** BEGIN Text to read **
# Wintec Reviews?



## ldyscrye (Jul 20, 2015)

I just got my Wintec saddle and I love it! My mom is not as sold on it as I am so I am curious what others think about Wintec saddles. Yes, I know its a synthetic saddle, but my mom needs a light weight saddle because of back issues. So any reviews and comments would be welcome.


----------



## gigem88 (May 10, 2011)

I LOVE MY WINTECS!!! I currently have a dressage saddle and an AP saddle. Sold a Charles de Kunffy dressage saddle because it was sooooo dang uncomfortable, it hurt my lady parts every time I rode!! (I know tmi) My favorite Wintec was the stock saddle, sadly I sold it to buy a western show saddle. Love not having as many leather saddles to keep clean and oiled.


----------



## Woodhaven (Jan 21, 2014)

I have an Isabel Wintec dressage saddle and I really like it. I have had it for 14 years and it has been used a LOT over that time, still in good condition and requires almost no maintenance. It's one of the most comfortable saddle (English or Western) that I have ever ridden in.


----------



## blue eyed pony (Jun 20, 2011)

I had an Isabel I hated but other than that haven't met a Wintec saddle I disliked


----------



## hollysjubilee (Nov 2, 2012)
** END Text to read **
** BEGIN Provided material **
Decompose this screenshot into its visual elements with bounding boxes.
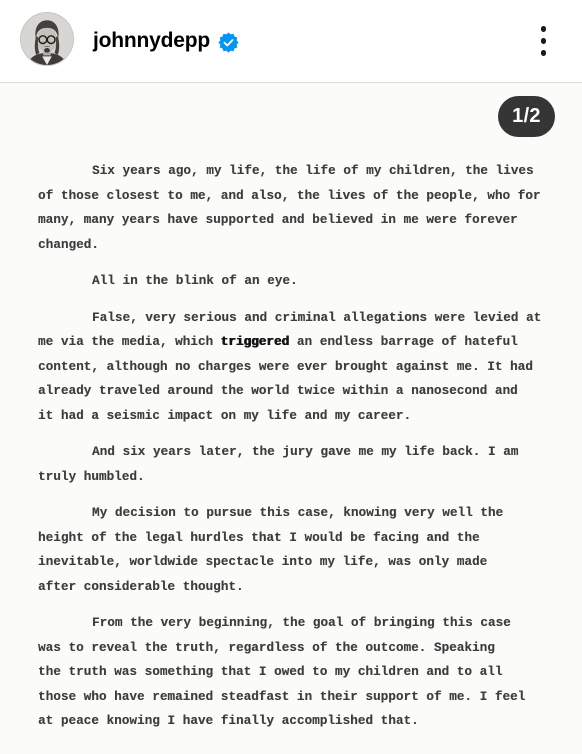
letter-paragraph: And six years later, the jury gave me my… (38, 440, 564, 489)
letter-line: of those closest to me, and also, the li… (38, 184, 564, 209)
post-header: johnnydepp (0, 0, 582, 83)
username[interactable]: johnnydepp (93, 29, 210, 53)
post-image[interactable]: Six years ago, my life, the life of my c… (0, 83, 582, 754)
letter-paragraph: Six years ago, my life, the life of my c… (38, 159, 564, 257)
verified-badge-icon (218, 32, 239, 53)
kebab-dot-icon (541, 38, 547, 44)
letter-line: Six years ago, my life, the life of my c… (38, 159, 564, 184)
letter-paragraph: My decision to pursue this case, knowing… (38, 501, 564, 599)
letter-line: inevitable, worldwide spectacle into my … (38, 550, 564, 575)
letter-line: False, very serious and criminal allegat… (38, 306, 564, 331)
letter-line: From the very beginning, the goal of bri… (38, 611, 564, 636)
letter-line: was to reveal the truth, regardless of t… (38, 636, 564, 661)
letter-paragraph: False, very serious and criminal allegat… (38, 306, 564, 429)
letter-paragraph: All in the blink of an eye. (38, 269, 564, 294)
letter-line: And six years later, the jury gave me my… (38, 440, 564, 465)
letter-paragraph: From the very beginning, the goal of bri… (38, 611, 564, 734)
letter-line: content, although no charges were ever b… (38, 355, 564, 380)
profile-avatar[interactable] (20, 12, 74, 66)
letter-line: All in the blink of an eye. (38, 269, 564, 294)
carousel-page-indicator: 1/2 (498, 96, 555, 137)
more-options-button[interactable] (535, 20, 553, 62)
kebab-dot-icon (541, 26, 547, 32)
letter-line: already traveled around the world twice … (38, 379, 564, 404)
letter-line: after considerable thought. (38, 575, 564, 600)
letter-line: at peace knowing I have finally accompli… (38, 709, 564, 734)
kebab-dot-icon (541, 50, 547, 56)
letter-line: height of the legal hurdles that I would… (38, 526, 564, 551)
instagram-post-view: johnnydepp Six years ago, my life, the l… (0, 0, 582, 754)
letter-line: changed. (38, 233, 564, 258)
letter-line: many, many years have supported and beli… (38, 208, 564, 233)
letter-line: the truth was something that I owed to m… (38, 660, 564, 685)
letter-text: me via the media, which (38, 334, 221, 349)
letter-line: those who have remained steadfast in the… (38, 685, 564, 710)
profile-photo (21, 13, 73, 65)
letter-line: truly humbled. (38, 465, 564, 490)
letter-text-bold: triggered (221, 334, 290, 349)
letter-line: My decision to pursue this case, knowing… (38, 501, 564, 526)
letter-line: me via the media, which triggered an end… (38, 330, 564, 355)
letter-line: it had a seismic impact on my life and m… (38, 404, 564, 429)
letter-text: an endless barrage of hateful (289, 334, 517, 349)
** END Provided material **
## Tasks to perform
a – Read the Wintec saddle thread and say whether each statement agrees with it. Answer yes or no for each and quote the exact words that decide it.
(i) The person who started the thread wants a light saddle because of someone's back issues.
(ii) Woodhaven has had the Isabel Wintec dressage saddle for 14 years.
(iii) gigem88 still owns the Wintec stock saddle.
b – Pick up the Wintec saddle thread from where it stops and continue it.

## Answer list
a –
(i) Yes: "my mom needs a light weight saddle because of back issues."
(ii) Yes: "I have had it for 14 years"
(iii) No: "sadly I sold it to buy a western show saddle."

b –
I have loved my Wintecs, particularly my Wintec Sport Dressage, the old style ones without the top jockey . . . but I bought a Wintec Western thinking it would feel the same, and it was really different and I didn't care for it at all.
I have found that on some horses, the Wintecs can pinch behind the withers, but the tree IS flexible which is good, and also requires tightening the girth once you mount up.
Enjoy!


----------



## jaydee (May 10, 2012)

If they fit you and the horse then they work really well.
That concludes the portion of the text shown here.